Stated exercise:
Return the records in full, exactly as given.

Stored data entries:

•••

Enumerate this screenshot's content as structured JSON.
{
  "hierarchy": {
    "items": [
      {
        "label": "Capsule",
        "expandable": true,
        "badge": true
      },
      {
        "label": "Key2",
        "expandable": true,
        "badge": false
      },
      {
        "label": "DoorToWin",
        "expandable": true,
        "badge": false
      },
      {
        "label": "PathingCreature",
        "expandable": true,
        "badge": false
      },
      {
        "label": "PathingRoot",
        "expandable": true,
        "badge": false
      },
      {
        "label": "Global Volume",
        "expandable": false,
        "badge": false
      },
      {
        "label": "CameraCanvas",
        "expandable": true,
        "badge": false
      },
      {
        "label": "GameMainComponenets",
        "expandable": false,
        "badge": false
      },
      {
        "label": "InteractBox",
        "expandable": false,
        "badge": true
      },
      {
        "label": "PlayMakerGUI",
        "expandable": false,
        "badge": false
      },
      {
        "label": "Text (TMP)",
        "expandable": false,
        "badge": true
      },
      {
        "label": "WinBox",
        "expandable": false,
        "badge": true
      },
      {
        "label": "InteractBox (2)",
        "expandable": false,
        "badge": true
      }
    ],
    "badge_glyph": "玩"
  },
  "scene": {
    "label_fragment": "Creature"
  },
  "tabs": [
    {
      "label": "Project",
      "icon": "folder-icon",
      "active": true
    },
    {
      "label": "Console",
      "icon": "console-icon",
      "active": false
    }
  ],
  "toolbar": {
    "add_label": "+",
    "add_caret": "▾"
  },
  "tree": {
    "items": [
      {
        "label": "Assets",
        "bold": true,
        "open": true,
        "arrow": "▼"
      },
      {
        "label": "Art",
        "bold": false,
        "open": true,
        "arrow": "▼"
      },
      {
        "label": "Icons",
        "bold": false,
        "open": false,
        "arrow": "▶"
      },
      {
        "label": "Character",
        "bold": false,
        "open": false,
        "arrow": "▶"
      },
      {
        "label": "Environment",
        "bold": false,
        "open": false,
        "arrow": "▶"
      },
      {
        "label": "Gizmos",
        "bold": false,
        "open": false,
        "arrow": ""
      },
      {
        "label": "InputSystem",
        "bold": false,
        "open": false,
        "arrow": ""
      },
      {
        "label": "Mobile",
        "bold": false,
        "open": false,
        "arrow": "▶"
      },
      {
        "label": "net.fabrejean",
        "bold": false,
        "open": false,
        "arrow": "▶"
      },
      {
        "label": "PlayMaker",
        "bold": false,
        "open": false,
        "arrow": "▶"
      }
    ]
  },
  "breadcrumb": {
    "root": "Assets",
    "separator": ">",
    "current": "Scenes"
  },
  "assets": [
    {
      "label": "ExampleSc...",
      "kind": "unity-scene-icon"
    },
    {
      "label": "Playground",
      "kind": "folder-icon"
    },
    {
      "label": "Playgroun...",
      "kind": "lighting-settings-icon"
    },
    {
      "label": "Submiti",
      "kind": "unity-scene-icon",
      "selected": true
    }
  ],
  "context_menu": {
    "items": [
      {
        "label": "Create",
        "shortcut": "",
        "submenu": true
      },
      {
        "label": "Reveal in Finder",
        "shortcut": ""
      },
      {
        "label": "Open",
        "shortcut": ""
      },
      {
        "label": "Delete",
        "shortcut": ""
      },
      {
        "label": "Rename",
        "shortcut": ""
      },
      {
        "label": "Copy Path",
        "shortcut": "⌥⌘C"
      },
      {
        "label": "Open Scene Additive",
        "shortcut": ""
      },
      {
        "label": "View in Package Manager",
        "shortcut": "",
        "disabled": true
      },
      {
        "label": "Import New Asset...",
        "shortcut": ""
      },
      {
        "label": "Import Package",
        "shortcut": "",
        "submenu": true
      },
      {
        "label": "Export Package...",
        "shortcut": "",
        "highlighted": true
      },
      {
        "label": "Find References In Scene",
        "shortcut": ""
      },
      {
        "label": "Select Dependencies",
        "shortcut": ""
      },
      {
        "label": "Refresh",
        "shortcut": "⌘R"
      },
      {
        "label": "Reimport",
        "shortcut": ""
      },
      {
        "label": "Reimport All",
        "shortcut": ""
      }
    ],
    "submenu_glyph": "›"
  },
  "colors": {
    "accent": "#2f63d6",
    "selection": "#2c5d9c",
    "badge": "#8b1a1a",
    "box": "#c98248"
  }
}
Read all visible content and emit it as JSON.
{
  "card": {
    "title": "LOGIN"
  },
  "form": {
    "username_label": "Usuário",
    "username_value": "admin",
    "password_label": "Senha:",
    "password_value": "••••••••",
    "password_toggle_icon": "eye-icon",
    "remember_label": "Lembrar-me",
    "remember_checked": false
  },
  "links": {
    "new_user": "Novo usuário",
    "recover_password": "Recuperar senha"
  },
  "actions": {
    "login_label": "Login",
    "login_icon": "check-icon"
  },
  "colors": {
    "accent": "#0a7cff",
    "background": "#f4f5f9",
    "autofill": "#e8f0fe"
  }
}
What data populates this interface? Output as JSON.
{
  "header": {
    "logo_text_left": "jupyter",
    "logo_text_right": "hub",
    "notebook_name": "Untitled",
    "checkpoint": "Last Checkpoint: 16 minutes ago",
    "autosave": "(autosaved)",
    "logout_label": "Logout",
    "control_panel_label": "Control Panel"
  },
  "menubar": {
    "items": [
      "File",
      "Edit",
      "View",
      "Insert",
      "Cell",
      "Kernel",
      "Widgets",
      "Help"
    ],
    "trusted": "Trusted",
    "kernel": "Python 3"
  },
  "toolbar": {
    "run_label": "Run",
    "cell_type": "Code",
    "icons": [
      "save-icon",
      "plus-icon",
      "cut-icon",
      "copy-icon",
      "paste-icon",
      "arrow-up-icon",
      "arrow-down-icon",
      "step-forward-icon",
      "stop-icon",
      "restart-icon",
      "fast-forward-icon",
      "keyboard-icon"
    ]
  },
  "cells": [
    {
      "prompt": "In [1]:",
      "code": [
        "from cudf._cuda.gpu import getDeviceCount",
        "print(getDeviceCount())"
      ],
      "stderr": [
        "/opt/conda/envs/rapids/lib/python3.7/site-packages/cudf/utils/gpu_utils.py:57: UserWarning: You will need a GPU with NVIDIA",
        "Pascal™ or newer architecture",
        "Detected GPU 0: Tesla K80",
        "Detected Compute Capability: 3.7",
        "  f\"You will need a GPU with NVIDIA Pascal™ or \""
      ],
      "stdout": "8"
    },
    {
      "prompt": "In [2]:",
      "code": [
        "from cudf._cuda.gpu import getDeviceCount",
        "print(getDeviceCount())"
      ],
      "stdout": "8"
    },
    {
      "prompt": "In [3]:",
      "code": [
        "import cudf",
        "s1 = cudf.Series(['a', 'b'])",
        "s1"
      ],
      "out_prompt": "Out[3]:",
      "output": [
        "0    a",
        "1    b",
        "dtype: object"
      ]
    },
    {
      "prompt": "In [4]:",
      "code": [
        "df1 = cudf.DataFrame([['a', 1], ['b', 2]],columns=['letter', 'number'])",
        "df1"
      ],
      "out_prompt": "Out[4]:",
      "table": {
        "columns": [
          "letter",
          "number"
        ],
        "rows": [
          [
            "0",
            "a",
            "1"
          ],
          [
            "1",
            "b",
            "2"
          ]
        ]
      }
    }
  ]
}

•••

Response to the exercise:
Enumerate this screenshot's content as structured JSON.
{
  "hierarchy": {
    "items": [
      {
        "label": "Capsule",
        "expandable": true,
        "badge": true
      },
      {
        "label": "Key2",
        "expandable": true,
        "badge": false
      },
      {
        "label": "DoorToWin",
        "expandable": true,
        "badge": false
      },
      {
        "label": "PathingCreature",
        "expandable": true,
        "badge": false
      },
      {
        "label": "PathingRoot",
        "expandable": true,
        "badge": false
      },
      {
        "label": "Global Volume",
        "expandable": false,
        "badge": false
      },
      {
        "label": "CameraCanvas",
        "expandable": true,
        "badge": false
      },
      {
        "label": "GameMainComponenets",
        "expandable": false,
        "badge": false
      },
      {
        "label": "InteractBox",
        "expandable": false,
        "badge": true
      },
      {
        "label": "PlayMakerGUI",
        "expandable": false,
        "badge": false
      },
      {
        "label": "Text (TMP)",
        "expandable": false,
        "badge": true
      },
      {
        "label": "WinBox",
        "expandable": false,
        "badge": true
      },
      {
        "label": "InteractBox (2)",
        "expandable": false,
        "badge": true
      }
    ],
    "badge_glyph": "玩"
  },
  "scene": {
    "label_fragment": "Creature"
  },
  "tabs": [
    {
      "label": "Project",
      "icon": "folder-icon",
      "active": true
    },
    {
      "label": "Console",
      "icon": "console-icon",
      "active": false
    }
  ],
  "toolbar": {
    "add_label": "+",
    "add_caret": "▾"
  },
  "tree": {
    "items": [
      {
        "label": "Assets",
        "bold": true,
        "open": true,
        "arrow": "▼"
      },
      {
        "label": "Art",
        "bold": false,
        "open": true,
        "arrow": "▼"
      },
      {
        "label": "Icons",
        "bold": false,
        "open": false,
        "arrow": "▶"
      },
      {
        "label": "Character",
        "bold": false,
        "open": false,
        "arrow": "▶"
      },
      {
        "label": "Environment",
        "bold": false,
        "open": false,
        "arrow": "▶"
      },
      {
        "label": "Gizmos",
        "bold": false,
        "open": false,
        "arrow": ""
      },
      {
        "label": "InputSystem",
        "bold": false,
        "open": false,
        "arrow": ""
      },
      {
        "label": "Mobile",
        "bold": false,
        "open": false,
        "arrow": "▶"
      },
      {
        "label": "net.fabrejean",
        "bold": false,
        "open": false,
        "arrow": "▶"
      },
      {
        "label": "PlayMaker",
        "bold": false,
        "open": false,
        "arrow": "▶"
      }
    ]
  },
  "breadcrumb": {
    "root": "Assets",
    "separator": ">",
    "current": "Scenes"
  },
  "assets": [
    {
      "label": "ExampleSc...",
      "kind": "unity-scene-icon"
    },
    {
      "label": "Playground",
      "kind": "folder-icon"
    },
    {
      "label": "Playgroun...",
      "kind": "lighting-settings-icon"
    },
    {
      "label": "Submiti",
      "kind": "unity-scene-icon",
      "selected": true
    }
  ],
  "context_menu": {
    "items": [
      {
        "label": "Create",
        "shortcut": "",
        "submenu": true
      },
      {
        "label": "Reveal in Finder",
        "shortcut": ""
      },
      {
        "label": "Open",
        "shortcut": ""
      },
      {
        "label": "Delete",
        "shortcut": ""
      },
      {
        "label": "Rename",
        "shortcut": ""
      },
      {
        "label": "Copy Path",
        "shortcut": "⌥⌘C"
      },
      {
        "label": "Open Scene Additive",
        "shortcut": ""
      },
      {
        "label": "View in Package Manager",
        "shortcut": "",
        "disabled": true
      },
      {
        "label": "Import New Asset...",
        "shortcut": ""
      },
      {
        "label": "Import Package",
        "shortcut": "",
        "submenu": true
      },
      {
        "label": "Export Package...",
        "shortcut": "",
        "highlighted": true
      },
      {
        "label": "Find References In Scene",
        "shortcut": ""
      },
      {
        "label": "Select Dependencies",
        "shortcut": ""
      },
      {
        "label": "Refresh",
        "shortcut": "⌘R"
      },
      {
        "label": "Reimport",
        "shortcut": ""
      },
      {
        "label": "Reimport All",
        "shortcut": ""
      }
    ],
    "submenu_glyph": "›"
  },
  "colors": {
    "accent": "#2f63d6",
    "selection": "#2c5d9c",
    "badge": "#8b1a1a",
    "box": "#c98248"
  }
}
Read all visible content and emit it as JSON.
{
  "card": {
    "title": "LOGIN"
  },
  "form": {
    "username_label": "Usuário",
    "username_value": "admin",
    "password_label": "Senha:",
    "password_value": "••••••••",
    "password_toggle_icon": "eye-icon",
    "remember_label": "Lembrar-me",
    "remember_checked": false
  },
  "links": {
    "new_user": "Novo usuário",
    "recover_password": "Recuperar senha"
  },
  "actions": {
    "login_label": "Login",
    "login_icon": "check-icon"
  },
  "colors": {
    "accent": "#0a7cff",
    "background": "#f4f5f9",
    "autofill": "#e8f0fe"
  }
}
What data populates this interface? Output as JSON.
{
  "header": {
    "logo_text_left": "jupyter",
    "logo_text_right": "hub",
    "notebook_name": "Untitled",
    "checkpoint": "Last Checkpoint: 16 minutes ago",
    "autosave": "(autosaved)",
    "logout_label": "Logout",
    "control_panel_label": "Control Panel"
  },
  "menubar": {
    "items": [
      "File",
      "Edit",
      "View",
      "Insert",
      "Cell",
      "Kernel",
      "Widgets",
      "Help"
    ],
    "trusted": "Trusted",
    "kernel": "Python 3"
  },
  "toolbar": {
    "run_label": "Run",
    "cell_type": "Code",
    "icons": [
      "save-icon",
      "plus-icon",
      "cut-icon",
      "copy-icon",
      "paste-icon",
      "arrow-up-icon",
      "arrow-down-icon",
      "step-forward-icon",
      "stop-icon",
      "restart-icon",
      "fast-forward-icon",
      "keyboard-icon"
    ]
  },
  "cells": [
    {
      "prompt": "In [1]:",
      "code": [
        "from cudf._cuda.gpu import getDeviceCount",
        "print(getDeviceCount())"
      ],
      "stderr": [
        "/opt/conda/envs/rapids/lib/python3.7/site-packages/cudf/utils/gpu_utils.py:57: UserWarning: You will need a GPU with NVIDIA",
        "Pascal™ or newer architecture",
        "Detected GPU 0: Tesla K80",
        "Detected Compute Capability: 3.7",
        "  f\"You will need a GPU with NVIDIA Pascal™ or \""
      ],
      "stdout": "8"
    },
    {
      "prompt": "In [2]:",
      "code": [
        "from cudf._cuda.gpu import getDeviceCount",
        "print(getDeviceCount())"
      ],
      "stdout": "8"
    },
    {
      "prompt": "In [3]:",
      "code": [
        "import cudf",
        "s1 = cudf.Series(['a', 'b'])",
        "s1"
      ],
      "out_prompt": "Out[3]:",
      "output": [
        "0    a",
        "1    b",
        "dtype: object"
      ]
    },
    {
      "prompt": "In [4]:",
      "code": [
        "df1 = cudf.DataFrame([['a', 1], ['b', 2]],columns=['letter', 'number'])",
        "df1"
      ],
      "out_prompt": "Out[4]:",
      "table": {
        "columns": [
          "letter",
          "number"
        ],
        "rows": [
          [
            "0",
            "a",
            "1"
          ],
          [
            "1",
            "b",
            "2"
          ]
        ]
      }
    }
  ]
}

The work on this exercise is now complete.